__Short problem__
Reproduce the listing word for word, leaving every picture behind.

__Records to use__
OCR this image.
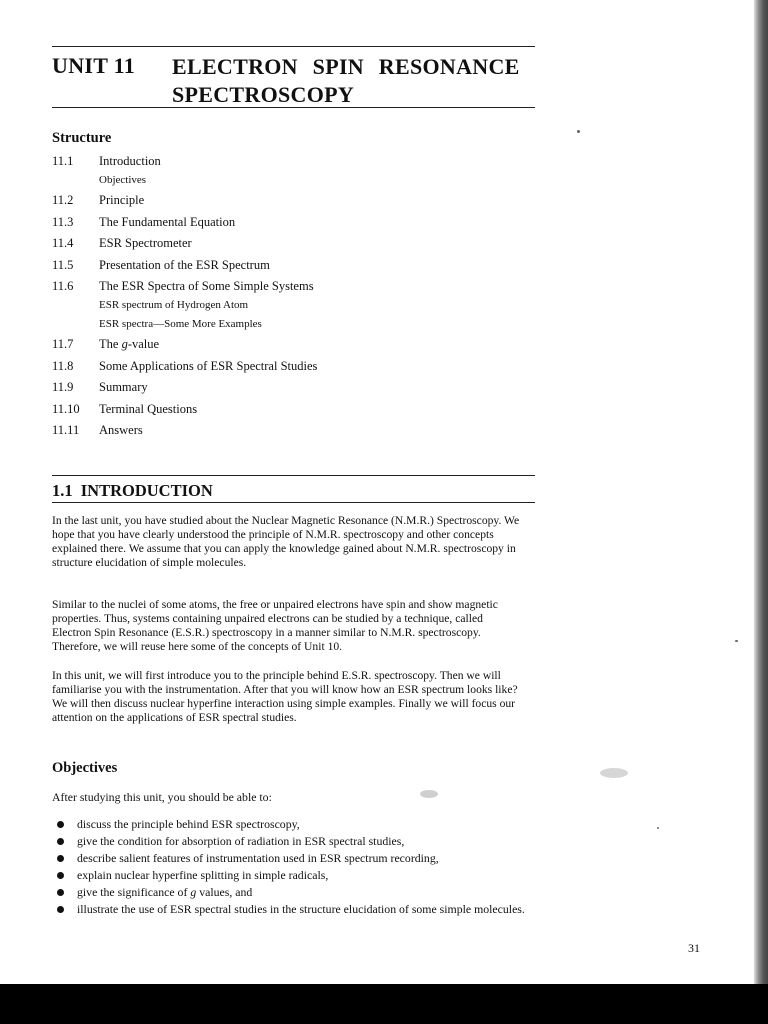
UNIT 11 ELECTRON SPIN RESONANCE SPECTROSCOPY
Structure
11.1	Introduction
Objectives
11.2	Principle
11.3	The Fundamental Equation
11.4	ESR Spectrometer
11.5	Presentation of the ESR Spectrum
11.6	The ESR Spectra of Some Simple Systems
ESR spectrum of Hydrogen Atom
ESR spectra—Some More Examples
11.7	The g-value
11.8	Some Applications of ESR Spectral Studies
11.9	Summary
11.10	Terminal Questions
11.11	Answers
1.1 INTRODUCTION
In the last unit, you have studied about the Nuclear Magnetic Resonance (N.M.R.) Spectroscopy. We hope that you have clearly understood the principle of N.M.R. spectroscopy and other concepts explained there. We assume that you can apply the knowledge gained about N.M.R. spectroscopy in structure elucidation of simple molecules.
Similar to the nuclei of some atoms, the free or unpaired electrons have spin and show magnetic properties. Thus, systems containing unpaired electrons can be studied by a technique, called Electron Spin Resonance (E.S.R.) spectroscopy in a manner similar to N.M.R. spectroscopy. Therefore, we will reuse here some of the concepts of Unit 10.
In this unit, we will first introduce you to the principle behind E.S.R. spectroscopy. Then we will familiarise you with the instrumentation. After that you will know how an ESR spectrum looks like? We will then discuss nuclear hyperfine interaction using simple examples. Finally we will focus our attention on the applications of ESR spectral studies.
Objectives
After studying this unit, you should be able to:
discuss the principle behind ESR spectroscopy,
give the condition for absorption of radiation in ESR spectral studies,
describe salient features of instrumentation used in ESR spectrum recording,
explain nuclear hyperfine splitting in simple radicals,
give the significance of g values, and
illustrate the use of ESR spectral studies in the structure elucidation of some simple molecules.
31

__Exercise output__
OCR this image.
UNIT 11 ELECTRON SPIN RESONANCE SPECTROSCOPY
Structure
11.1	Introduction
Objectives
11.2	Principle
11.3	The Fundamental Equation
11.4	ESR Spectrometer
11.5	Presentation of the ESR Spectrum
11.6	The ESR Spectra of Some Simple Systems
ESR spectrum of Hydrogen Atom
ESR spectra—Some More Examples
11.7	The g-value
11.8	Some Applications of ESR Spectral Studies
11.9	Summary
11.10	Terminal Questions
11.11	Answers
1.1 INTRODUCTION
In the last unit, you have studied about the Nuclear Magnetic Resonance (N.M.R.) Spectroscopy. We hope that you have clearly understood the principle of N.M.R. spectroscopy and other concepts explained there. We assume that you can apply the knowledge gained about N.M.R. spectroscopy in structure elucidation of simple molecules.
Similar to the nuclei of some atoms, the free or unpaired electrons have spin and show magnetic properties. Thus, systems containing unpaired electrons can be studied by a technique, called Electron Spin Resonance (E.S.R.) spectroscopy in a manner similar to N.M.R. spectroscopy. Therefore, we will reuse here some of the concepts of Unit 10.
In this unit, we will first introduce you to the principle behind E.S.R. spectroscopy. Then we will familiarise you with the instrumentation. After that you will know how an ESR spectrum looks like? We will then discuss nuclear hyperfine interaction using simple examples. Finally we will focus our attention on the applications of ESR spectral studies.
Objectives
After studying this unit, you should be able to:
discuss the principle behind ESR spectroscopy,
give the condition for absorption of radiation in ESR spectral studies,
describe salient features of instrumentation used in ESR spectrum recording,
explain nuclear hyperfine splitting in simple radicals,
give the significance of g values, and
illustrate the use of ESR spectral studies in the structure elucidation of some simple molecules.
31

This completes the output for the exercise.